Work order:
Quote the forum thread below word for word, between "Charlie's Mum" and "you've pushed this.", inclusive.
** Opening Document section block **
10-07-2007, 08:27 AM
oooooh and it's even better!

just move that buttercup in the watercolour version to improve the compostion and it'll be great :)

It's a real challenge but I love the tangle of undergrowth to paint/sketch

Lady Carol
10-07-2007, 10:08 AM
Dark is good. It really pops the lights. Well done.

10-08-2007, 05:15 AM
This is a link to my x-post in the drawing forum. Perhaps some of you would like to read the commentes I got over there.
X-post in The Drawing forum (http://www.wetcanvas.com/forums/showthread.php?p=6109563&posted=1#post6109563)

I darkened my scan in PS.I did not do any changes in the drawing this was only done in PS to match the real drawing! The problem is that it depends on the monitor I watch it on. On my Xerox monitor it looks darker than on my son's HP monitor, so this is the best I can do. This is as close to the real drawing as I can get it!


10-08-2007, 09:25 AM
I decided to go over the hole drawing one more time with hb and 4H.
This is a hole new experience for me and I feel like I am taking giant step in my drawing right now, and I also start to see things in the photo I didn't see in the start of this project.

Charlie's Mum
10-08-2007, 04:35 PM
This has really developed so well Marrianne - have you looked at the first and last stages together? It's worth comparing them side by side to see how far you've pushed this.
Very well accomplished :D
:clap: :clap:

10-08-2007, 05:30 PM
i checked the cross post and see Mike Sibley replied to you. he's the absolute best at negative drawing. this will not only help your drawing skills but you also translate this knowledge to your paintings as well. while i'm working on a painting i occasionally take a photo and greyscale it in my photo editor to check my values. colors can be so deceiving at times.

10-14-2007, 04:50 AM
occasionally take a photo and greyscale it in my photo editor to check my values
I also do that.

I have darkend the butter cup stem and the big leaf behinf the Dandelion.

10-14-2007, 11:08 AM
this would make a fantastic etching with aquatint :)
** Closing Document section block **
** Opening Records shown block **
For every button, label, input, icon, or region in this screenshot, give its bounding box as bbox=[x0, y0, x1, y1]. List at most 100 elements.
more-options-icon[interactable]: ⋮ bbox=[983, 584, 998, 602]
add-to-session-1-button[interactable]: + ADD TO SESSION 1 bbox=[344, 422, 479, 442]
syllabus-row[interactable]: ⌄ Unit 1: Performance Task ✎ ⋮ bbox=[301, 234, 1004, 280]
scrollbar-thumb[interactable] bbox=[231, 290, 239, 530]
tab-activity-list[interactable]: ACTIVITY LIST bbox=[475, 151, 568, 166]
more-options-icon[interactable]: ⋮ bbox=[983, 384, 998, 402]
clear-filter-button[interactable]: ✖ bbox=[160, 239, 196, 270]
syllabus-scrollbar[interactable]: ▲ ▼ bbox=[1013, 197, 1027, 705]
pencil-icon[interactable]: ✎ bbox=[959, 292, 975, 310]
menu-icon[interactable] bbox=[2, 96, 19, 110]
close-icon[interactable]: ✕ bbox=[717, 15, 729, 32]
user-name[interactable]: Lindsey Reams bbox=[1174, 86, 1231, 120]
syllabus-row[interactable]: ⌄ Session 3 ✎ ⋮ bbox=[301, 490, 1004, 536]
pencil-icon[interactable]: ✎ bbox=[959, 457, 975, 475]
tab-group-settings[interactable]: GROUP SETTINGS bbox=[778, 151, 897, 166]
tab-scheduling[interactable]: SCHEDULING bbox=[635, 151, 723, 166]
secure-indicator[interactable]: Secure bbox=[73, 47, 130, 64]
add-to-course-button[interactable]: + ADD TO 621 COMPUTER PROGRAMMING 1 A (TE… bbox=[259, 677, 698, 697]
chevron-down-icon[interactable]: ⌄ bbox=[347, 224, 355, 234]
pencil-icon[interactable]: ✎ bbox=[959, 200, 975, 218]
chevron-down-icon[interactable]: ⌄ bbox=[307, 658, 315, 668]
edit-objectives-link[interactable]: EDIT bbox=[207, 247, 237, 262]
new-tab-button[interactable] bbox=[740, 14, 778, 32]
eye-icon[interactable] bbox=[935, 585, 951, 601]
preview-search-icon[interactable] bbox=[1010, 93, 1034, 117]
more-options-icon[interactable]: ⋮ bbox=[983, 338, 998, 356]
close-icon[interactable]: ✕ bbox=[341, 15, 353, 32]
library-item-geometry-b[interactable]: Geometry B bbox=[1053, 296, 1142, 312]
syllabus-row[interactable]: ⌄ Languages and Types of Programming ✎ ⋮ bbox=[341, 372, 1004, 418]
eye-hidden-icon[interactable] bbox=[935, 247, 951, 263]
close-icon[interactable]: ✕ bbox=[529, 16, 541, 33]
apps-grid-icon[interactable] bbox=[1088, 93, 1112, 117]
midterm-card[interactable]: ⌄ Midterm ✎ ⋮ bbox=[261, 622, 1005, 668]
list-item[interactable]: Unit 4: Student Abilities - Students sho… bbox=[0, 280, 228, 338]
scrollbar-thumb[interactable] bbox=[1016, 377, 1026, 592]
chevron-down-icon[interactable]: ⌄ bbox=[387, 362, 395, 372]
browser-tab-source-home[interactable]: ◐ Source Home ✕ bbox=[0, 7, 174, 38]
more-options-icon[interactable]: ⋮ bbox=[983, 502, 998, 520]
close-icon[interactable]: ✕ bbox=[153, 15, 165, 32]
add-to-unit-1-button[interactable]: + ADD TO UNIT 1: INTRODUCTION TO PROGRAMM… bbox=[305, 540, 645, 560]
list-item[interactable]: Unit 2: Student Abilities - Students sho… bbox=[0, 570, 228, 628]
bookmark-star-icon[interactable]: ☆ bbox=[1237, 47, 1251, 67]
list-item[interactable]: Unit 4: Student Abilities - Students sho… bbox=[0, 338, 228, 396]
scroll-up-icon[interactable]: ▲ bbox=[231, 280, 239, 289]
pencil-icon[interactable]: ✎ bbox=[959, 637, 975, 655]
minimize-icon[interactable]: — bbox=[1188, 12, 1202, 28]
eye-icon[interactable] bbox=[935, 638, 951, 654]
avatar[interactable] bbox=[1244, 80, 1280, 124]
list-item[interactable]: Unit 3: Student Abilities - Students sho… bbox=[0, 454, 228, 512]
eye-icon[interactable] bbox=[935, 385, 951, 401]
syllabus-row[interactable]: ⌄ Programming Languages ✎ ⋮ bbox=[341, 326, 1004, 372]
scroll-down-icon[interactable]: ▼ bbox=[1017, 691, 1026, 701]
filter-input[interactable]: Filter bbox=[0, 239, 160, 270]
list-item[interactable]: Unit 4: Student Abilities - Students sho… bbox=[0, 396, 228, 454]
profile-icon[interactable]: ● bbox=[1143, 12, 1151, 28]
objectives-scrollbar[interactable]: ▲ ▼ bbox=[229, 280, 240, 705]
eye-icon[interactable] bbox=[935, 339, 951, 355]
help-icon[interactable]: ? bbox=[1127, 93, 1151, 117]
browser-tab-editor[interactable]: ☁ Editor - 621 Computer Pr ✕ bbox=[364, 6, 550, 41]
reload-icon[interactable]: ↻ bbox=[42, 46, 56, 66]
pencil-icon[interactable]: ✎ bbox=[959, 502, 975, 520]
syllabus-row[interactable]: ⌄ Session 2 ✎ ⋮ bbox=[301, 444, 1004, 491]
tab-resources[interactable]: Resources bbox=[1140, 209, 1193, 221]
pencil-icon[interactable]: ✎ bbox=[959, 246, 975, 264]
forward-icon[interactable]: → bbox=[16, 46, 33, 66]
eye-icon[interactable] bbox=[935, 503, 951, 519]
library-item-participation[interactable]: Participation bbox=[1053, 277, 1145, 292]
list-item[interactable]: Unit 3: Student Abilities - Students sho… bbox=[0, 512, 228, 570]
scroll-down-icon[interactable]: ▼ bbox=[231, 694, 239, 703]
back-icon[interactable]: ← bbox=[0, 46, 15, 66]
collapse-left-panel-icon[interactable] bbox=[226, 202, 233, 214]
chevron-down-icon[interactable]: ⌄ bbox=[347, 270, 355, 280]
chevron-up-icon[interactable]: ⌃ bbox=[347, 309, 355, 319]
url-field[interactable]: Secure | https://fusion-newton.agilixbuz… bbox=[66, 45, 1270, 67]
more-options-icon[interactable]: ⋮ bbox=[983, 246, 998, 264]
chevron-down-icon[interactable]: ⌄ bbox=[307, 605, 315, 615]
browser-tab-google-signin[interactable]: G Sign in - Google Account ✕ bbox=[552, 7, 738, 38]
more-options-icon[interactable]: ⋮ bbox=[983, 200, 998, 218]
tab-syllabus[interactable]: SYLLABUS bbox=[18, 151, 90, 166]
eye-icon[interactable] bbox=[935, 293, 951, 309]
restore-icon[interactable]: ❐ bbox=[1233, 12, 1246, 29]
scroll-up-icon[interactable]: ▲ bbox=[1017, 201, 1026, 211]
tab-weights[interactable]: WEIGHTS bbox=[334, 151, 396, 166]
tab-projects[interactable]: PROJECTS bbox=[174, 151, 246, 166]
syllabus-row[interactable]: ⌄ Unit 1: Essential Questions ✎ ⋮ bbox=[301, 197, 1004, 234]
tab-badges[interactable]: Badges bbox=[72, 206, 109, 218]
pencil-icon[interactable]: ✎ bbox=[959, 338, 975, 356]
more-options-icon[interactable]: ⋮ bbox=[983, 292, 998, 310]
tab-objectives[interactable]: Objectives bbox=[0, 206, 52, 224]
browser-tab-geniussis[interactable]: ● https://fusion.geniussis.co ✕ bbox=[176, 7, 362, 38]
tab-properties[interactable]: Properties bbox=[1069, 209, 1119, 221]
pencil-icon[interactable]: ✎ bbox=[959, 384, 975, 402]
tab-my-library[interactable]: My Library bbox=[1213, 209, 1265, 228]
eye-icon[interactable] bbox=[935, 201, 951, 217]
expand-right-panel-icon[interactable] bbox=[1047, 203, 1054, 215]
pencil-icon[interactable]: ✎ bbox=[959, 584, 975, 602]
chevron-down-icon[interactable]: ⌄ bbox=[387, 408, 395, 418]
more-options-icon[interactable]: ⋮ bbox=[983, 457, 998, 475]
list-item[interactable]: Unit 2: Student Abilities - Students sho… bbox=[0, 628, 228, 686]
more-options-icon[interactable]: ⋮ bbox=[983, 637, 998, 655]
** Closing Records shown block **
Response for this exercise:
Charlie's Mum
10-08-2007, 04:35 PM
This has really developed so well Marrianne - have you looked at the first and last stages together? It's worth comparing them side by side to see how far you've pushed this.